■ Your goal ■
Every entry below should be repeated exactly; the pictures should not.
* BEGIN Stored rows *
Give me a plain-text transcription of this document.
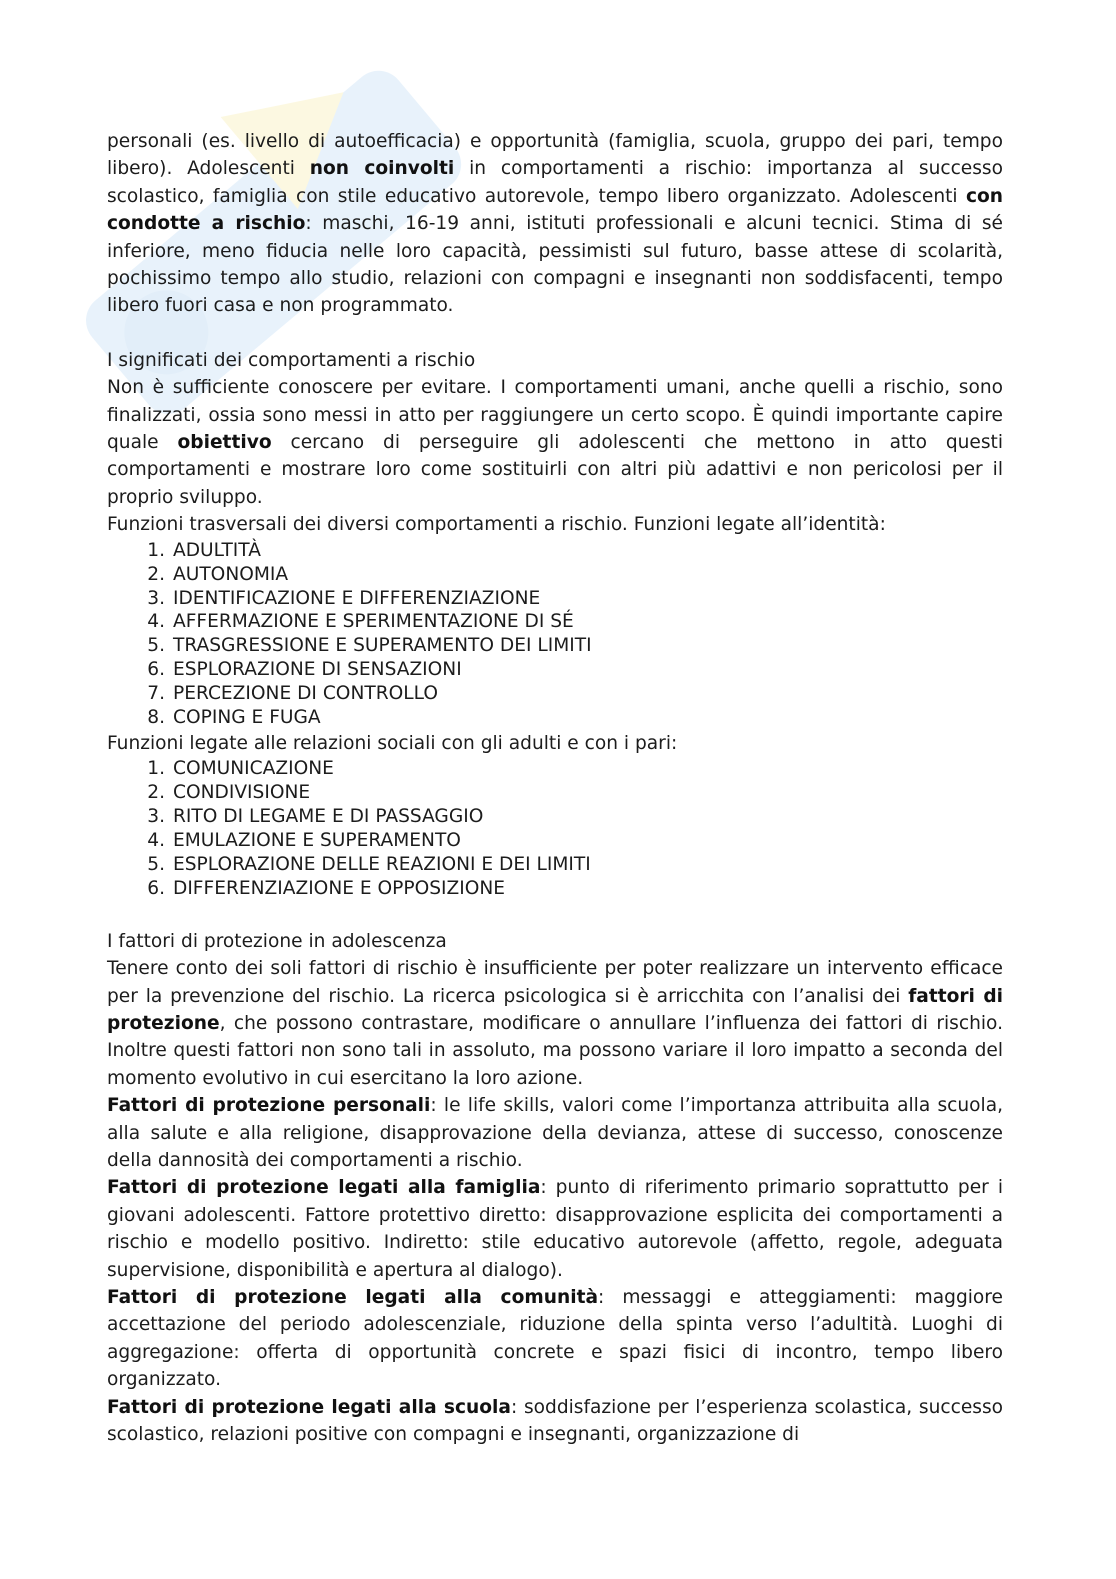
personali (es. livello di autoefficacia) e opportunità (famiglia, scuola, gruppo dei pari, tempo libero). Adolescenti non coinvolti in comportamenti a rischio: importanza al successo scolastico, famiglia con stile educativo autorevole, tempo libero organizzato. Adolescenti con condotte a rischio: maschi, 16-19 anni, istituti professionali e alcuni tecnici. Stima di sé inferiore, meno fiducia nelle loro capacità, pessimisti sul futuro, basse attese di scolarità, pochissimo tempo allo studio, relazioni con compagni e insegnanti non soddisfacenti, tempo libero fuori casa e non programmato.

I significati dei comportamenti a rischio

Non è sufficiente conoscere per evitare. I comportamenti umani, anche quelli a rischio, sono finalizzati, ossia sono messi in atto per raggiungere un certo scopo. È quindi importante capire quale obiettivo cercano di perseguire gli adolescenti che mettono in atto questi comportamenti e mostrare loro come sostituirli con altri più adattivi e non pericolosi per il proprio sviluppo.

Funzioni trasversali dei diversi comportamenti a rischio. Funzioni legate all’identità:

1. ADULTITÀ
2. AUTONOMIA
3. IDENTIFICAZIONE E DIFFERENZIAZIONE
4. AFFERMAZIONE E SPERIMENTAZIONE DI SÉ
5. TRASGRESSIONE E SUPERAMENTO DEI LIMITI
6. ESPLORAZIONE DI SENSAZIONI
7. PERCEZIONE DI CONTROLLO
8. COPING E FUGA

Funzioni legate alle relazioni sociali con gli adulti e con i pari:

1. COMUNICAZIONE
2. CONDIVISIONE
3. RITO DI LEGAME E DI PASSAGGIO
4. EMULAZIONE E SUPERAMENTO
5. ESPLORAZIONE DELLE REAZIONI E DEI LIMITI
6. DIFFERENZIAZIONE E OPPOSIZIONE

I fattori di protezione in adolescenza

Tenere conto dei soli fattori di rischio è insufficiente per poter realizzare un intervento efficace per la prevenzione del rischio. La ricerca psicologica si è arricchita con l’analisi dei fattori di protezione, che possono contrastare, modificare o annullare l’influenza dei fattori di rischio. Inoltre questi fattori non sono tali in assoluto, ma possono variare il loro impatto a seconda del momento evolutivo in cui esercitano la loro azione.

Fattori di protezione personali: le life skills, valori come l’importanza attribuita alla scuola, alla salute e alla religione, disapprovazione della devianza, attese di successo, conoscenze della dannosità dei comportamenti a rischio.

Fattori di protezione legati alla famiglia: punto di riferimento primario soprattutto per i giovani adolescenti. Fattore protettivo diretto: disapprovazione esplicita dei comportamenti a rischio e modello positivo. Indiretto: stile educativo autorevole (affetto, regole, adeguata supervisione, disponibilità e apertura al dialogo).

Fattori di protezione legati alla comunità: messaggi e atteggiamenti: maggiore accettazione del periodo adolescenziale, riduzione della spinta verso l’adultità. Luoghi di aggregazione: offerta di opportunità concrete e spazi fisici di incontro, tempo libero organizzato.

Fattori di protezione legati alla scuola: soddisfazione per l’esperienza scolastica, successo scolastico, relazioni positive con compagni e insegnanti, organizzazione di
* END Stored rows *
■ Solution to this problem ■
Give me a plain-text transcription of this document.
personali (es. livello di autoefficacia) e opportunità (famiglia, scuola, gruppo dei pari, tempo libero). Adolescenti non coinvolti in comportamenti a rischio: importanza al successo scolastico, famiglia con stile educativo autorevole, tempo libero organizzato. Adolescenti con condotte a rischio: maschi, 16-19 anni, istituti professionali e alcuni tecnici. Stima di sé inferiore, meno fiducia nelle loro capacità, pessimisti sul futuro, basse attese di scolarità, pochissimo tempo allo studio, relazioni con compagni e insegnanti non soddisfacenti, tempo libero fuori casa e non programmato.

I significati dei comportamenti a rischio

Non è sufficiente conoscere per evitare. I comportamenti umani, anche quelli a rischio, sono finalizzati, ossia sono messi in atto per raggiungere un certo scopo. È quindi importante capire quale obiettivo cercano di perseguire gli adolescenti che mettono in atto questi comportamenti e mostrare loro come sostituirli con altri più adattivi e non pericolosi per il proprio sviluppo.

Funzioni trasversali dei diversi comportamenti a rischio. Funzioni legate all’identità:

1. ADULTITÀ
2. AUTONOMIA
3. IDENTIFICAZIONE E DIFFERENZIAZIONE
4. AFFERMAZIONE E SPERIMENTAZIONE DI SÉ
5. TRASGRESSIONE E SUPERAMENTO DEI LIMITI
6. ESPLORAZIONE DI SENSAZIONI
7. PERCEZIONE DI CONTROLLO
8. COPING E FUGA

Funzioni legate alle relazioni sociali con gli adulti e con i pari:

1. COMUNICAZIONE
2. CONDIVISIONE
3. RITO DI LEGAME E DI PASSAGGIO
4. EMULAZIONE E SUPERAMENTO
5. ESPLORAZIONE DELLE REAZIONI E DEI LIMITI
6. DIFFERENZIAZIONE E OPPOSIZIONE

I fattori di protezione in adolescenza

Tenere conto dei soli fattori di rischio è insufficiente per poter realizzare un intervento efficace per la prevenzione del rischio. La ricerca psicologica si è arricchita con l’analisi dei fattori di protezione, che possono contrastare, modificare o annullare l’influenza dei fattori di rischio. Inoltre questi fattori non sono tali in assoluto, ma possono variare il loro impatto a seconda del momento evolutivo in cui esercitano la loro azione.

Fattori di protezione personali: le life skills, valori come l’importanza attribuita alla scuola, alla salute e alla religione, disapprovazione della devianza, attese di successo, conoscenze della dannosità dei comportamenti a rischio.

Fattori di protezione legati alla famiglia: punto di riferimento primario soprattutto per i giovani adolescenti. Fattore protettivo diretto: disapprovazione esplicita dei comportamenti a rischio e modello positivo. Indiretto: stile educativo autorevole (affetto, regole, adeguata supervisione, disponibilità e apertura al dialogo).

Fattori di protezione legati alla comunità: messaggi e atteggiamenti: maggiore accettazione del periodo adolescenziale, riduzione della spinta verso l’adultità. Luoghi di aggregazione: offerta di opportunità concrete e spazi fisici di incontro, tempo libero organizzato.

Fattori di protezione legati alla scuola: soddisfazione per l’esperienza scolastica, successo scolastico, relazioni positive con compagni e insegnanti, organizzazione di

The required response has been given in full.